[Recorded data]
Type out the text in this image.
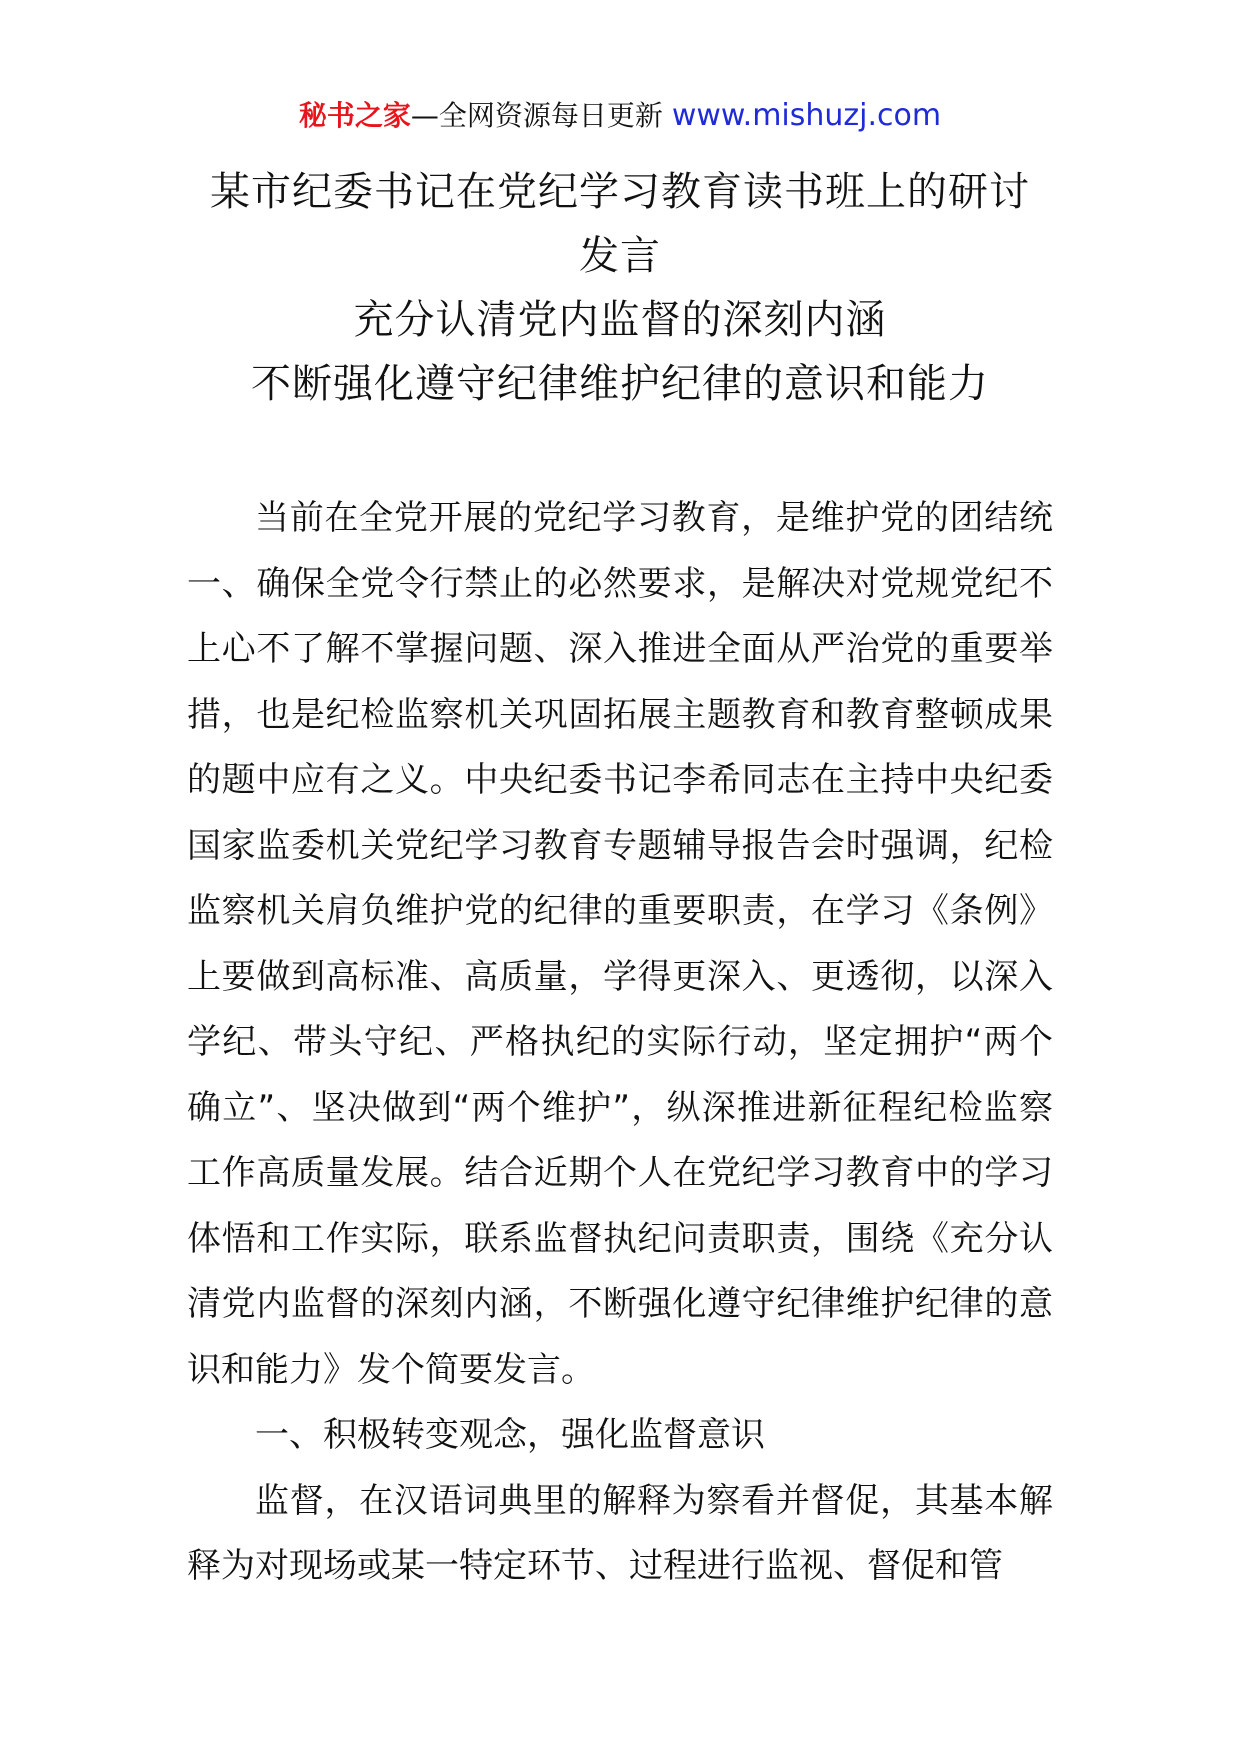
秘书之家—全网资源每日更新 www.mishuzj.com
某市纪委书记在党纪学习教育读书班上的研讨
发言
充分认清党内监督的深刻内涵
不断强化遵守纪律维护纪律的意识和能力

当前在全党开展的党纪学习教育，是维护党的团结统一、确保全党令行禁止的必然要求，是解决对党规党纪不上心不了解不掌握问题、深入推进全面从严治党的重要举措，也是纪检监察机关巩固拓展主题教育和教育整顿成果的题中应有之义。中央纪委书记李希同志在主持中央纪委国家监委机关党纪学习教育专题辅导报告会时强调，纪检监察机关肩负维护党的纪律的重要职责，在学习《条例》上要做到高标准、高质量，学得更深入、更透彻，以深入学纪、带头守纪、严格执纪的实际行动，坚定拥护“两个确立”、坚决做到“两个维护”，纵深推进新征程纪检监察工作高质量发展。结合近期个人在党纪学习教育中的学习体悟和工作实际，联系监督执纪问责职责，围绕《充分认清党内监督的深刻内涵，不断强化遵守纪律维护纪律的意识和能力》发个简要发言。

一、积极转变观念，强化监督意识

监督，在汉语词典里的解释为察看并督促，其基本解释为对现场或某一特定环节、过程进行监视、督促和管
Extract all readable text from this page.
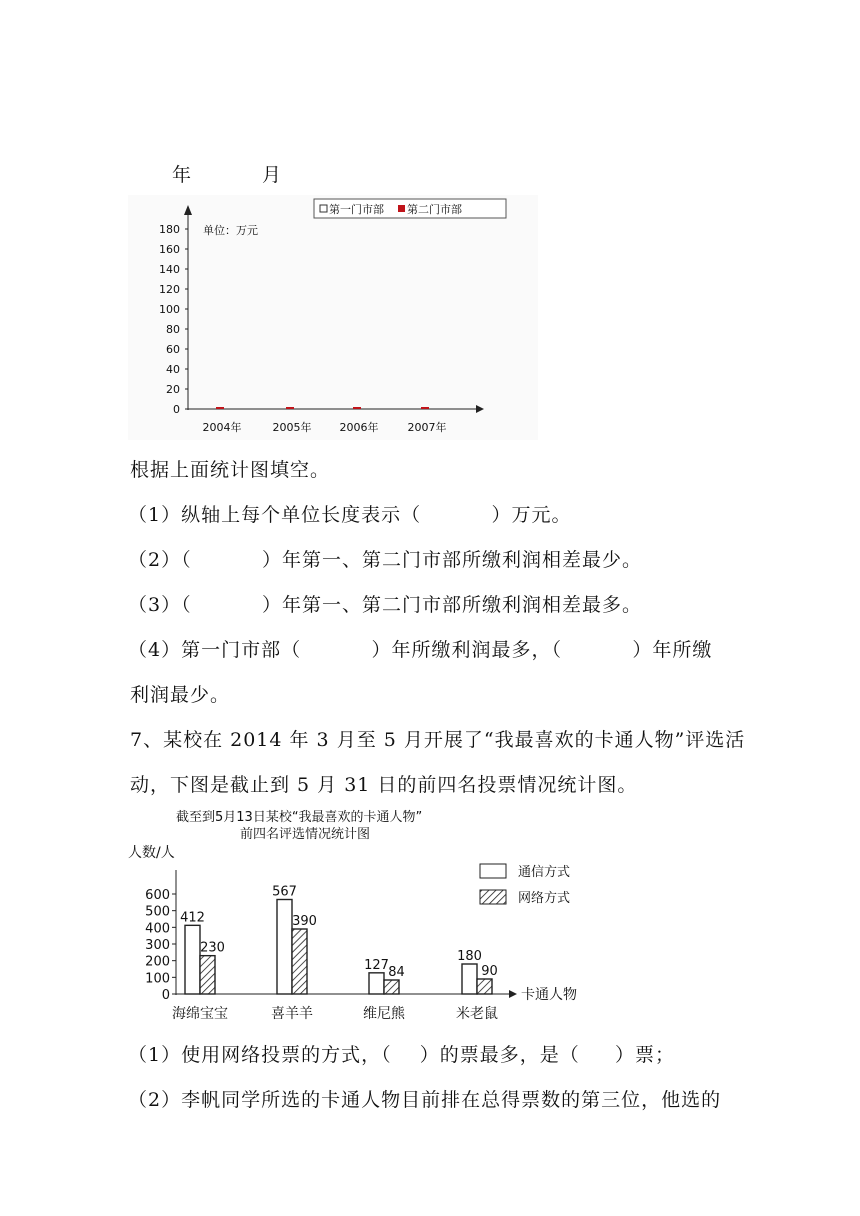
年	月
第一门市部 第二门市部
单位：万元
0
20
40
60
80
100
120
140
160
180
2004年	2005年	2006年	2007年
根据上面统计图填空。
（1）纵轴上每个单位长度表示（          ）万元。
（2）（          ）年第一、第二门市部所缴利润相差最少。
（3）（          ）年第一、第二门市部所缴利润相差最多。
（4）第一门市部（          ）年所缴利润最多，（          ）年所缴
利润最少。
7、某校在 2014 年 3 月至 5 月开展了“我最喜欢的卡通人物”评选活
动，下图是截止到 5 月 31 日的前四名投票情况统计图。
截至到5月13日某校“我最喜欢的卡通人物”
前四名评选情况统计图
人数/人
通信方式
网络方式
卡通人物
0
100
200
300
400
500
600
海绵宝宝	喜羊羊	维尼熊	米老鼠
412
230
567
390
127 84
180
90
（1）使用网络投票的方式，（    ）的票最多，是（     ）票；
（2）李帆同学所选的卡通人物目前排在总得票数的第三位，他选的
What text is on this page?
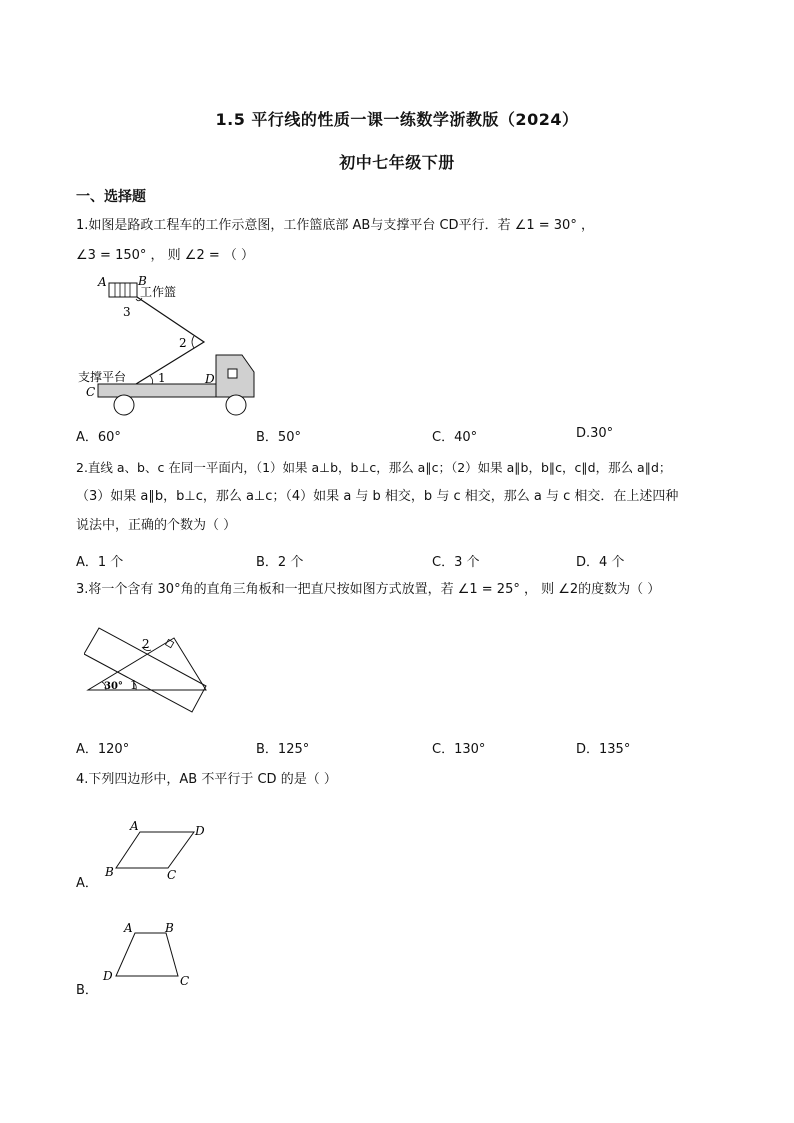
1.5 平行线的性质一课一练数学浙教版（2024）
初中七年级下册
一、选择题
1.如图是路政工程车的工作示意图，工作篮底部 AB与支撑平台 CD平行．若 ∠1 = 30° ，
∠3 = 150° ， 则 ∠2 = （ ）
A	B
工作篮
3
2
支撑平台	1
C
D
A．60°	B．50°	C．40°	D.30°
2.直线 a、b、c 在同一平面内，（1）如果 a⊥b，b⊥c，那么 a∥c；（2）如果 a∥b，b∥c，c∥d，那么 a∥d；
（3）如果 a∥b，b⊥c，那么 a⊥c；（4）如果 a 与 b 相交，b 与 c 相交，那么 a 与 c 相交．在上述四种
说法中，正确的个数为（ ）
A．1 个	B．2 个	C．3 个	D．4 个
3.将一个含有 30°角的直角三角板和一把直尺按如图方式放置，若 ∠1 = 25° ， 则 ∠2的度数为（ ）
2
1
30°
A．120°	B．125°	C．130°	D．135°
4.下列四边形中，AB 不平行于 CD 的是（ ）
A．
A	D
B	C
B．
A	B
D	C
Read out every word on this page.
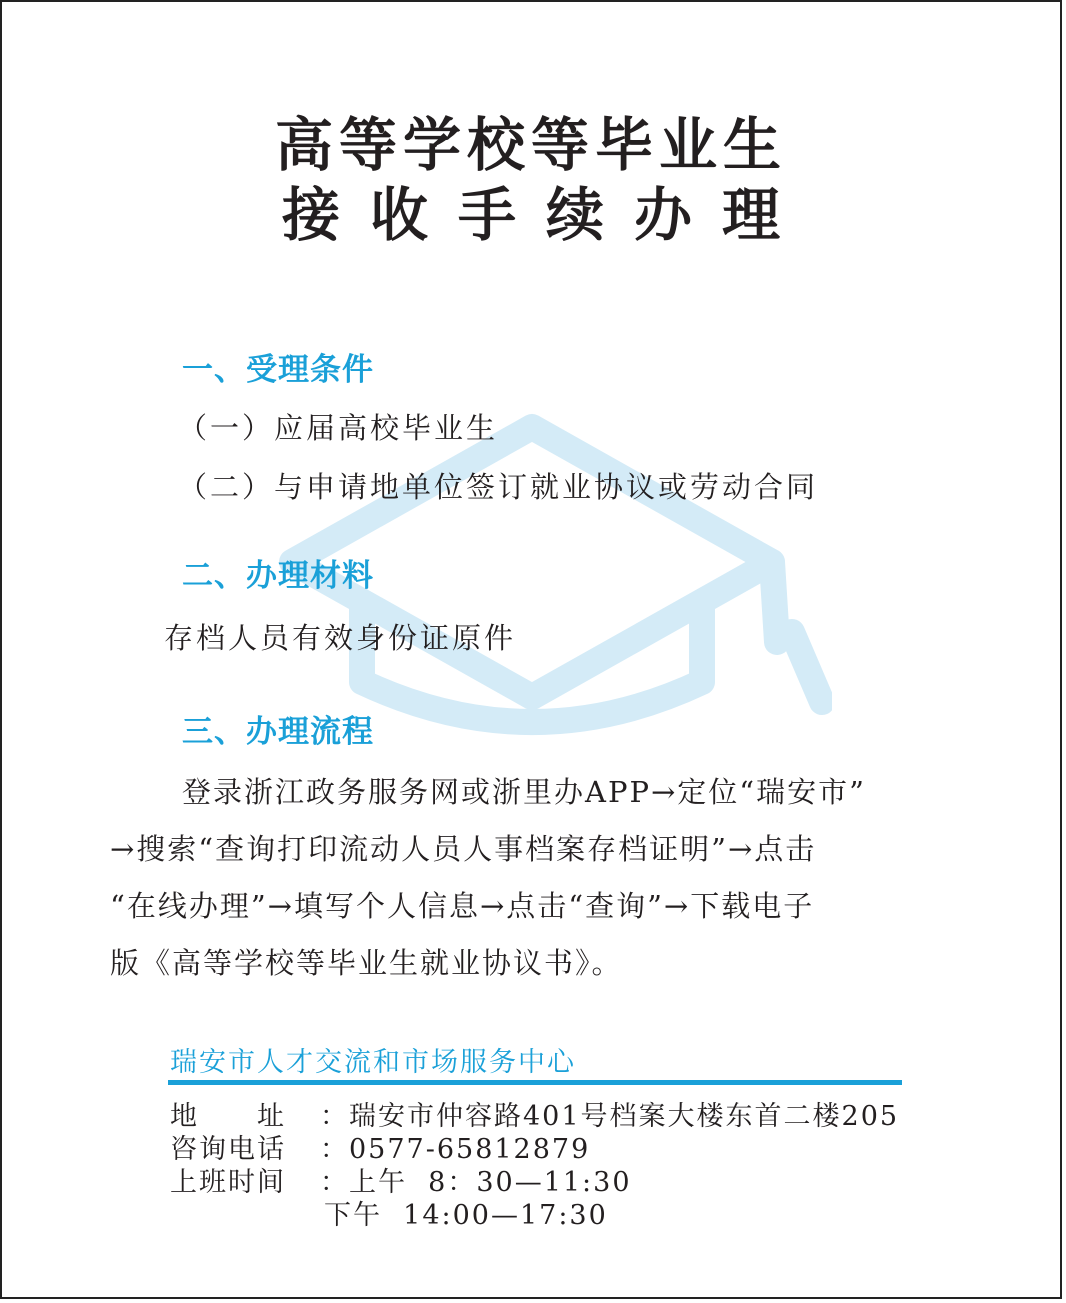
高等学校等毕业生
接收手续办理
一、受理条件
（一）应届高校毕业生
（二）与申请地单位签订就业协议或劳动合同
二、办理材料
存档人员有效身份证原件
三、办理流程
登录浙江政务服务网或浙里办APP→定位“瑞安市”
→搜索“查询打印流动人员人事档案存档证明”→点击
“在线办理”→填写个人信息→点击“查询”→下载电子
版《高等学校等毕业生就业协议书》。
瑞安市人才交流和市场服务中心
地　　址 ：瑞安市仲容路401号档案大楼东首二楼205
咨询电话 ：0577-65812879
上班时间 ：上午  8：30—11:30
下午  14:00—17:30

TASK STATEMENT: Report only how many lines in the entries contain "我最喜欢的卡通人物".

ANSWER TO THIS PROBLEM: 2